▼

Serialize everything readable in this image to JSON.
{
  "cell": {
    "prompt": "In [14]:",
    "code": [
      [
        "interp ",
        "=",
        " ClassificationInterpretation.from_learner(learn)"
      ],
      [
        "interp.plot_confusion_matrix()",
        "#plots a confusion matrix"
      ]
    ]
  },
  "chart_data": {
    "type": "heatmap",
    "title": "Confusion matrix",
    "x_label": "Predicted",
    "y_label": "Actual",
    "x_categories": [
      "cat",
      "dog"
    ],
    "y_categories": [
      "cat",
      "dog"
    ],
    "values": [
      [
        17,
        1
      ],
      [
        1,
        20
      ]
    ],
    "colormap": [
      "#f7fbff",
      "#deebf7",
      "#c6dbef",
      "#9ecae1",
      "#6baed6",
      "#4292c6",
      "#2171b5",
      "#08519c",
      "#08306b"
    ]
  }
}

▲

> [What is expected]
Each record above should be repeated exactly as it appears.

> [Solution to the problem]
Serialize everything readable in this image to JSON.
{
  "cell": {
    "prompt": "In [14]:",
    "code": [
      [
        "interp ",
        "=",
        " ClassificationInterpretation.from_learner(learn)"
      ],
      [
        "interp.plot_confusion_matrix()",
        "#plots a confusion matrix"
      ]
    ]
  },
  "chart_data": {
    "type": "heatmap",
    "title": "Confusion matrix",
    "x_label": "Predicted",
    "y_label": "Actual",
    "x_categories": [
      "cat",
      "dog"
    ],
    "y_categories": [
      "cat",
      "dog"
    ],
    "values": [
      [
        17,
        1
      ],
      [
        1,
        20
      ]
    ],
    "colormap": [
      "#f7fbff",
      "#deebf7",
      "#c6dbef",
      "#9ecae1",
      "#6baed6",
      "#4292c6",
      "#2171b5",
      "#08519c",
      "#08306b"
    ]
  }
}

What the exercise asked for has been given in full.